- _Description of the task_: Each line containing the word "Municipal" needs to be copied.

- _Dataset content_:
+++++
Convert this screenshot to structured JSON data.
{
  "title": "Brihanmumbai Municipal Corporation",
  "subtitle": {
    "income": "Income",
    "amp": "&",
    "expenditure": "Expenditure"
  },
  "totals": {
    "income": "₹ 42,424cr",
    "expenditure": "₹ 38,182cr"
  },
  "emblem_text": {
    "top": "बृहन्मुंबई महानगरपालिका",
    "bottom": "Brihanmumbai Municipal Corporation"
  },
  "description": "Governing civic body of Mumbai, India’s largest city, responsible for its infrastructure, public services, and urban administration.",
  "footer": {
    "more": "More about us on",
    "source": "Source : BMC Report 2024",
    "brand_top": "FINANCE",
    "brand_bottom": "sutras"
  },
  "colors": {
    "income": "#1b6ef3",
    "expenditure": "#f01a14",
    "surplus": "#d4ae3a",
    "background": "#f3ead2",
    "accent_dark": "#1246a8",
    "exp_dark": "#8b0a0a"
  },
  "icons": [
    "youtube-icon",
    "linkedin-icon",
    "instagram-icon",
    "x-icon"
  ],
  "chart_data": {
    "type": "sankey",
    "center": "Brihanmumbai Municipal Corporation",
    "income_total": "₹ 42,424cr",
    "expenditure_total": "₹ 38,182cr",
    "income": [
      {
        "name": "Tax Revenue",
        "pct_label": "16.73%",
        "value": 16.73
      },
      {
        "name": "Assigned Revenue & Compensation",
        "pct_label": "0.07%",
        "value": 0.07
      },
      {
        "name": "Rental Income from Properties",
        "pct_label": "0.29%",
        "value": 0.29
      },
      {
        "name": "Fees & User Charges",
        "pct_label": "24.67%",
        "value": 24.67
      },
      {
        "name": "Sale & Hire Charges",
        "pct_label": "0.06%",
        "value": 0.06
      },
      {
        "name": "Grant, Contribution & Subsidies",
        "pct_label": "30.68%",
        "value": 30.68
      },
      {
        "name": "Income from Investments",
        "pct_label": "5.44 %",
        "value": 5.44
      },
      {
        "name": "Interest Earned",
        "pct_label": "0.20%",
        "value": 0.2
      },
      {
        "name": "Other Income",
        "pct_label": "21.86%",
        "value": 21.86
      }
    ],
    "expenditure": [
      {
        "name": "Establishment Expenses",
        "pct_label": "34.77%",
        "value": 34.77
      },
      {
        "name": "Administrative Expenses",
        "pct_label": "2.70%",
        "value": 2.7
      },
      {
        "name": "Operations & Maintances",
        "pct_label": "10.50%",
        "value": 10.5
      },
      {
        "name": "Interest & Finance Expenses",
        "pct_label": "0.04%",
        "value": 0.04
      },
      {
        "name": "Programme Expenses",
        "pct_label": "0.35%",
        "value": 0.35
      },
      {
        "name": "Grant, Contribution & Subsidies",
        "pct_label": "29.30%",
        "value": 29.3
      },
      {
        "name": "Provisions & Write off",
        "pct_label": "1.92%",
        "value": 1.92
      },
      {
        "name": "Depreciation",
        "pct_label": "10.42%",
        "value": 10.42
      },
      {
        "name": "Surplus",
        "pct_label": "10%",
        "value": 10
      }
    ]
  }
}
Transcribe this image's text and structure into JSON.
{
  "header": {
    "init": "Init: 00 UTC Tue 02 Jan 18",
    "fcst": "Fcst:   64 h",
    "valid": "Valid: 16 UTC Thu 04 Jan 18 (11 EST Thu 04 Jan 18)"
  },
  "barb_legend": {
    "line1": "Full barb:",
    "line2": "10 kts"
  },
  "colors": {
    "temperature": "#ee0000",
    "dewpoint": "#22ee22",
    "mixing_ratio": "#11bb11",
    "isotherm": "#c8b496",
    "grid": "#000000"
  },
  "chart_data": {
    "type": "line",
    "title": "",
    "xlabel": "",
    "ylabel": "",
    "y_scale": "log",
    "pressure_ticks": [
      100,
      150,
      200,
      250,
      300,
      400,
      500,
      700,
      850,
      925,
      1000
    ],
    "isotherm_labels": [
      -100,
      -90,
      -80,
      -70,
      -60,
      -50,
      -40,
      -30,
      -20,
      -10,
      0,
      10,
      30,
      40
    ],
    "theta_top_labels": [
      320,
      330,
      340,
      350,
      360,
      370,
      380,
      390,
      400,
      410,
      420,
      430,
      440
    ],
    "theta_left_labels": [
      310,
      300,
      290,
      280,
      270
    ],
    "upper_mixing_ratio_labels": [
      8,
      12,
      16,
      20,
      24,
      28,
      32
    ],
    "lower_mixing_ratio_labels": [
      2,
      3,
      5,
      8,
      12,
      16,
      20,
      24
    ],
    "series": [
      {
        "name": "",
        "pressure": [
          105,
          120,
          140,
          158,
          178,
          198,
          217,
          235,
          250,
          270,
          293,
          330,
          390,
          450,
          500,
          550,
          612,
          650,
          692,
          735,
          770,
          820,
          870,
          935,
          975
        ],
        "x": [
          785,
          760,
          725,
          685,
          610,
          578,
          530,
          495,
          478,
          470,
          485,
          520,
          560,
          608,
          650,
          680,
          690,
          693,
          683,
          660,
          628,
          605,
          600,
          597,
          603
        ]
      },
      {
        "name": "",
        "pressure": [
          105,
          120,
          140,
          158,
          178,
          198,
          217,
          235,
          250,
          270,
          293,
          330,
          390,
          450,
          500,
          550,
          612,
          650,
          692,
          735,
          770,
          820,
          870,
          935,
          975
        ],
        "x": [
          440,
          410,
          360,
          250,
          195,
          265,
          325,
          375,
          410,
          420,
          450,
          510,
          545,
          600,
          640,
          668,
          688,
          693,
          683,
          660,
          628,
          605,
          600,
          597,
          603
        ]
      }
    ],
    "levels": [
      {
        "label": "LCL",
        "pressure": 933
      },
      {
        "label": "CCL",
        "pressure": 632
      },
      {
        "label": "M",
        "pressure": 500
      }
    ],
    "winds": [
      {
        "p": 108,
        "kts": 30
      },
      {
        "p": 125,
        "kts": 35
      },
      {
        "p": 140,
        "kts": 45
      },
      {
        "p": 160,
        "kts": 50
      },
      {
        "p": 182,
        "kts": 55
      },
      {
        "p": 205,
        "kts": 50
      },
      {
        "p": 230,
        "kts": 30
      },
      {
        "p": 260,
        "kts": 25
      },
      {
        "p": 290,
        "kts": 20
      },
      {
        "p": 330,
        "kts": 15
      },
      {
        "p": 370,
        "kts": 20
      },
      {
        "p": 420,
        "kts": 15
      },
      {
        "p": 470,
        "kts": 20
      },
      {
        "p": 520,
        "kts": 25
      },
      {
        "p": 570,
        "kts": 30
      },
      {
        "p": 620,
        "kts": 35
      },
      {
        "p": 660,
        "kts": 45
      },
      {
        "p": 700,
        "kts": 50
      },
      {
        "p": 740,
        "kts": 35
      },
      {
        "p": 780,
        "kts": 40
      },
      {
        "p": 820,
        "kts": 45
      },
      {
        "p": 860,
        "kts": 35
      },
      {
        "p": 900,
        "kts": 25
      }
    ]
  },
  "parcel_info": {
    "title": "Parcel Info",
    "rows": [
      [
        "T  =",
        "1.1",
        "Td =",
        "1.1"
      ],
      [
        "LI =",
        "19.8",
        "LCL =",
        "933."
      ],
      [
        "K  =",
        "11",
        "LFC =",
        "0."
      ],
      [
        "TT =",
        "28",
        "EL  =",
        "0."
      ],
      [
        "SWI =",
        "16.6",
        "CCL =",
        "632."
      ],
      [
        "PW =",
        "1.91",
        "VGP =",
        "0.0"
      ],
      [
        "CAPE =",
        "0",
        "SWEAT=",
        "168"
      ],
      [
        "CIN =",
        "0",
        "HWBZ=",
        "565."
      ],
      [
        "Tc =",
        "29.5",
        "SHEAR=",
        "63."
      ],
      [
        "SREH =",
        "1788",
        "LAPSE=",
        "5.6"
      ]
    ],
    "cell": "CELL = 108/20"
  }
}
+++++
- _Response to the exercise_:
  "title": "Brihanmumbai Municipal Corporation",
    "bottom": "Brihanmumbai Municipal Corporation"
    "center": "Brihanmumbai Municipal Corporation",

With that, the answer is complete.